**Information supplied:**

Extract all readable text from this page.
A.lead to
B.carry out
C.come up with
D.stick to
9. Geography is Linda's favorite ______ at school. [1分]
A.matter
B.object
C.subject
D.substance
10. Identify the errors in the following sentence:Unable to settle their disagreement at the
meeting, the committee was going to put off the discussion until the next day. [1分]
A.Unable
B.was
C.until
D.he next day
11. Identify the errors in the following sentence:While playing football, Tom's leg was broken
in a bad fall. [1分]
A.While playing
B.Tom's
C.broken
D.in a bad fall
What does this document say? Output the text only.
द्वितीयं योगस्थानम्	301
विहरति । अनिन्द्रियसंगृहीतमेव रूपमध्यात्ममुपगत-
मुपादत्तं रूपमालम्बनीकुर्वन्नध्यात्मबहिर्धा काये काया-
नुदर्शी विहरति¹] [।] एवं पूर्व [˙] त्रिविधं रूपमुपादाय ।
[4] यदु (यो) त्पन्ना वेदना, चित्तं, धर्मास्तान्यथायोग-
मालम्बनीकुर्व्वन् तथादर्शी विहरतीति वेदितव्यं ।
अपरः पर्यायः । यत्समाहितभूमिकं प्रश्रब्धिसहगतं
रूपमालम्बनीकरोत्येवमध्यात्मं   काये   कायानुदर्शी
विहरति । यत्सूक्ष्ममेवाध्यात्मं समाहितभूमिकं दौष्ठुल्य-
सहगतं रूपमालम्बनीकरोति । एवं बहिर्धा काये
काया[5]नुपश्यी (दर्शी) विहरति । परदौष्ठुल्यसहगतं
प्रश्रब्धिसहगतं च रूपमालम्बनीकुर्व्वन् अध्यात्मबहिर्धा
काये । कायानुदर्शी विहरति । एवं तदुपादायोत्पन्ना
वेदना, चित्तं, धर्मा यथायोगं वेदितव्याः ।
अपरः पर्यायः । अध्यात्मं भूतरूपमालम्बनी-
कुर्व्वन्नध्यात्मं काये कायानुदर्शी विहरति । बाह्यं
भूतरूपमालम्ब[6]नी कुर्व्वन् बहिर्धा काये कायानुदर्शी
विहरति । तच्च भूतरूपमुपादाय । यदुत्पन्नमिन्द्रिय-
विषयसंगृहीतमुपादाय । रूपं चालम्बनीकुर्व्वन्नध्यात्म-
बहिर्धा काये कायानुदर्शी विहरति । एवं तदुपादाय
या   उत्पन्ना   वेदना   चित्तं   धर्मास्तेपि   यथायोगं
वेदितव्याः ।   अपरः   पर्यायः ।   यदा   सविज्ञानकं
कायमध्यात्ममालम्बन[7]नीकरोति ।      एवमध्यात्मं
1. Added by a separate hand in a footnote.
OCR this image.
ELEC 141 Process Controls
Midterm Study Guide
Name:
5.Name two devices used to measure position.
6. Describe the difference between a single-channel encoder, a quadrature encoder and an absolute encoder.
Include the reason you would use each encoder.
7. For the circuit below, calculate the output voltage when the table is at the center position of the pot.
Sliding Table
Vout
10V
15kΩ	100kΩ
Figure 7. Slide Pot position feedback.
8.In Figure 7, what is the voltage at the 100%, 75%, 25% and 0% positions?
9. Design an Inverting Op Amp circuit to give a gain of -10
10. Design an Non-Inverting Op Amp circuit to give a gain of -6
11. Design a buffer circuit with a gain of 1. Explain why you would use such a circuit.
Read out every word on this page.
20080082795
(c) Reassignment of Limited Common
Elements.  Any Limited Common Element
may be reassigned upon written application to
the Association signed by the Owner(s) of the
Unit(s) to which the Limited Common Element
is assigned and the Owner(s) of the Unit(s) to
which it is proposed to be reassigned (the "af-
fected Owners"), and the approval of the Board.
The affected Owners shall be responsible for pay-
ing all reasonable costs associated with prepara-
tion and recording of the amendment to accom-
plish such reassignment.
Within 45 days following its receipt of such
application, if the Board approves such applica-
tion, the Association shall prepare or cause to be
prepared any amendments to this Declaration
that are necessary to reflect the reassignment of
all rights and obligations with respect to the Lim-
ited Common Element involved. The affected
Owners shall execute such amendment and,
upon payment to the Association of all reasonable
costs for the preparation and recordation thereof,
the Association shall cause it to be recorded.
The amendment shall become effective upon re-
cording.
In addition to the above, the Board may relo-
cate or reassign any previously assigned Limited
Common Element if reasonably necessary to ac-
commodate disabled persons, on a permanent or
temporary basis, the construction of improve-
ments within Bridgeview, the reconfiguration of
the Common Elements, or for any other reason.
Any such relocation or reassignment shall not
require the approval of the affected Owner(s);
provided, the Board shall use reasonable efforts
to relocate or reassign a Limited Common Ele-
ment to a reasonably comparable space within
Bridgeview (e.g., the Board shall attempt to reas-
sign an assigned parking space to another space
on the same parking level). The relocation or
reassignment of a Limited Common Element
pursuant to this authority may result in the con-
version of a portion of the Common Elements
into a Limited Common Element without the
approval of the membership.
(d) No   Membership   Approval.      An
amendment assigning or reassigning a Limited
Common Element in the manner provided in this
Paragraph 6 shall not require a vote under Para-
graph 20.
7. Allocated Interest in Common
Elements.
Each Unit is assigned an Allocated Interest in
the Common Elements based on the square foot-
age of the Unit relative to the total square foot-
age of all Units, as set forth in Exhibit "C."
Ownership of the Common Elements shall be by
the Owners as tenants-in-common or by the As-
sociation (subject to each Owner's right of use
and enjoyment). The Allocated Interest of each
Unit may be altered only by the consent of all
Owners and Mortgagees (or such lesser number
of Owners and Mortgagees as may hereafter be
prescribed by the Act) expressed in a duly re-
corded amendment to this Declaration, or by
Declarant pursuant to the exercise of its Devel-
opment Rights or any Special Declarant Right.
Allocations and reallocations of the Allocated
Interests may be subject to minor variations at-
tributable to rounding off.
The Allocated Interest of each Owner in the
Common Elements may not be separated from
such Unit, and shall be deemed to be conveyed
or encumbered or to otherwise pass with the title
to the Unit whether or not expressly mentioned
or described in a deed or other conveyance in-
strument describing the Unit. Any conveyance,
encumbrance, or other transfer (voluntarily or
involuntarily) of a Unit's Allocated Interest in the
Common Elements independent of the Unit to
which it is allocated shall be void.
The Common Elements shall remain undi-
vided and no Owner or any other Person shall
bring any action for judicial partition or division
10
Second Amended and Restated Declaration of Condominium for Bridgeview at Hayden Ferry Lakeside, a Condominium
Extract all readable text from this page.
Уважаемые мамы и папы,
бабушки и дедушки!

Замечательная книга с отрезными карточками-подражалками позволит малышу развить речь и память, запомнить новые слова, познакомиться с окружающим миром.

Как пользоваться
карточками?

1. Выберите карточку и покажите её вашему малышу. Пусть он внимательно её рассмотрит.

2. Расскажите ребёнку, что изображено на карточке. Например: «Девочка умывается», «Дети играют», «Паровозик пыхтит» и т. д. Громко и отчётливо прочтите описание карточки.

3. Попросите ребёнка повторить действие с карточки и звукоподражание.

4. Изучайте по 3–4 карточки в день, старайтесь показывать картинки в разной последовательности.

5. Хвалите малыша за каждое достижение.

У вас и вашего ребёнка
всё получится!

**What you need to do:** Output the entries verbatim.

**Result of this task:**
Extract all readable text from this page.
A.lead to
B.carry out
C.come up with
D.stick to
9. Geography is Linda's favorite ______ at school. [1分]
A.matter
B.object
C.subject
D.substance
10. Identify the errors in the following sentence:Unable to settle their disagreement at the
meeting, the committee was going to put off the discussion until the next day. [1分]
A.Unable
B.was
C.until
D.he next day
11. Identify the errors in the following sentence:While playing football, Tom's leg was broken
in a bad fall. [1分]
A.While playing
B.Tom's
C.broken
D.in a bad fall
What does this document say? Output the text only.
द्वितीयं योगस्थानम्	301
विहरति । अनिन्द्रियसंगृहीतमेव रूपमध्यात्ममुपगत-
मुपादत्तं रूपमालम्बनीकुर्वन्नध्यात्मबहिर्धा काये काया-
नुदर्शी विहरति¹] [।] एवं पूर्व [˙] त्रिविधं रूपमुपादाय ।
[4] यदु (यो) त्पन्ना वेदना, चित्तं, धर्मास्तान्यथायोग-
मालम्बनीकुर्व्वन् तथादर्शी विहरतीति वेदितव्यं ।
अपरः पर्यायः । यत्समाहितभूमिकं प्रश्रब्धिसहगतं
रूपमालम्बनीकरोत्येवमध्यात्मं   काये   कायानुदर्शी
विहरति । यत्सूक्ष्ममेवाध्यात्मं समाहितभूमिकं दौष्ठुल्य-
सहगतं रूपमालम्बनीकरोति । एवं बहिर्धा काये
काया[5]नुपश्यी (दर्शी) विहरति । परदौष्ठुल्यसहगतं
प्रश्रब्धिसहगतं च रूपमालम्बनीकुर्व्वन् अध्यात्मबहिर्धा
काये । कायानुदर्शी विहरति । एवं तदुपादायोत्पन्ना
वेदना, चित्तं, धर्मा यथायोगं वेदितव्याः ।
अपरः पर्यायः । अध्यात्मं भूतरूपमालम्बनी-
कुर्व्वन्नध्यात्मं काये कायानुदर्शी विहरति । बाह्यं
भूतरूपमालम्ब[6]नी कुर्व्वन् बहिर्धा काये कायानुदर्शी
विहरति । तच्च भूतरूपमुपादाय । यदुत्पन्नमिन्द्रिय-
विषयसंगृहीतमुपादाय । रूपं चालम्बनीकुर्व्वन्नध्यात्म-
बहिर्धा काये कायानुदर्शी विहरति । एवं तदुपादाय
या   उत्पन्ना   वेदना   चित्तं   धर्मास्तेपि   यथायोगं
वेदितव्याः ।   अपरः   पर्यायः ।   यदा   सविज्ञानकं
कायमध्यात्ममालम्बन[7]नीकरोति ।      एवमध्यात्मं
1. Added by a separate hand in a footnote.
OCR this image.
ELEC 141 Process Controls
Midterm Study Guide
Name:
5.Name two devices used to measure position.
6. Describe the difference between a single-channel encoder, a quadrature encoder and an absolute encoder.
Include the reason you would use each encoder.
7. For the circuit below, calculate the output voltage when the table is at the center position of the pot.
Sliding Table
Vout
10V
15kΩ	100kΩ
Figure 7. Slide Pot position feedback.
8.In Figure 7, what is the voltage at the 100%, 75%, 25% and 0% positions?
9. Design an Inverting Op Amp circuit to give a gain of -10
10. Design an Non-Inverting Op Amp circuit to give a gain of -6
11. Design a buffer circuit with a gain of 1. Explain why you would use such a circuit.
Read out every word on this page.
20080082795
(c) Reassignment of Limited Common
Elements.  Any Limited Common Element
may be reassigned upon written application to
the Association signed by the Owner(s) of the
Unit(s) to which the Limited Common Element
is assigned and the Owner(s) of the Unit(s) to
which it is proposed to be reassigned (the "af-
fected Owners"), and the approval of the Board.
The affected Owners shall be responsible for pay-
ing all reasonable costs associated with prepara-
tion and recording of the amendment to accom-
plish such reassignment.
Within 45 days following its receipt of such
application, if the Board approves such applica-
tion, the Association shall prepare or cause to be
prepared any amendments to this Declaration
that are necessary to reflect the reassignment of
all rights and obligations with respect to the Lim-
ited Common Element involved. The affected
Owners shall execute such amendment and,
upon payment to the Association of all reasonable
costs for the preparation and recordation thereof,
the Association shall cause it to be recorded.
The amendment shall become effective upon re-
cording.
In addition to the above, the Board may relo-
cate or reassign any previously assigned Limited
Common Element if reasonably necessary to ac-
commodate disabled persons, on a permanent or
temporary basis, the construction of improve-
ments within Bridgeview, the reconfiguration of
the Common Elements, or for any other reason.
Any such relocation or reassignment shall not
require the approval of the affected Owner(s);
provided, the Board shall use reasonable efforts
to relocate or reassign a Limited Common Ele-
ment to a reasonably comparable space within
Bridgeview (e.g., the Board shall attempt to reas-
sign an assigned parking space to another space
on the same parking level). The relocation or
reassignment of a Limited Common Element
pursuant to this authority may result in the con-
version of a portion of the Common Elements
into a Limited Common Element without the
approval of the membership.
(d) No   Membership   Approval.      An
amendment assigning or reassigning a Limited
Common Element in the manner provided in this
Paragraph 6 shall not require a vote under Para-
graph 20.
7. Allocated Interest in Common
Elements.
Each Unit is assigned an Allocated Interest in
the Common Elements based on the square foot-
age of the Unit relative to the total square foot-
age of all Units, as set forth in Exhibit "C."
Ownership of the Common Elements shall be by
the Owners as tenants-in-common or by the As-
sociation (subject to each Owner's right of use
and enjoyment). The Allocated Interest of each
Unit may be altered only by the consent of all
Owners and Mortgagees (or such lesser number
of Owners and Mortgagees as may hereafter be
prescribed by the Act) expressed in a duly re-
corded amendment to this Declaration, or by
Declarant pursuant to the exercise of its Devel-
opment Rights or any Special Declarant Right.
Allocations and reallocations of the Allocated
Interests may be subject to minor variations at-
tributable to rounding off.
The Allocated Interest of each Owner in the
Common Elements may not be separated from
such Unit, and shall be deemed to be conveyed
or encumbered or to otherwise pass with the title
to the Unit whether or not expressly mentioned
or described in a deed or other conveyance in-
strument describing the Unit. Any conveyance,
encumbrance, or other transfer (voluntarily or
involuntarily) of a Unit's Allocated Interest in the
Common Elements independent of the Unit to
which it is allocated shall be void.
The Common Elements shall remain undi-
vided and no Owner or any other Person shall
bring any action for judicial partition or division
10
Second Amended and Restated Declaration of Condominium for Bridgeview at Hayden Ferry Lakeside, a Condominium
Extract all readable text from this page.
Уважаемые мамы и папы,
бабушки и дедушки!

Замечательная книга с отрезными карточками-подражалками позволит малышу развить речь и память, запомнить новые слова, познакомиться с окружающим миром.

Как пользоваться
карточками?

1. Выберите карточку и покажите её вашему малышу. Пусть он внимательно её рассмотрит.

2. Расскажите ребёнку, что изображено на карточке. Например: «Девочка умывается», «Дети играют», «Паровозик пыхтит» и т. д. Громко и отчётливо прочтите описание карточки.

3. Попросите ребёнка повторить действие с карточки и звукоподражание.

4. Изучайте по 3–4 карточки в день, старайтесь показывать картинки в разной последовательности.

5. Хвалите малыша за каждое достижение.

У вас и вашего ребёнка
всё получится!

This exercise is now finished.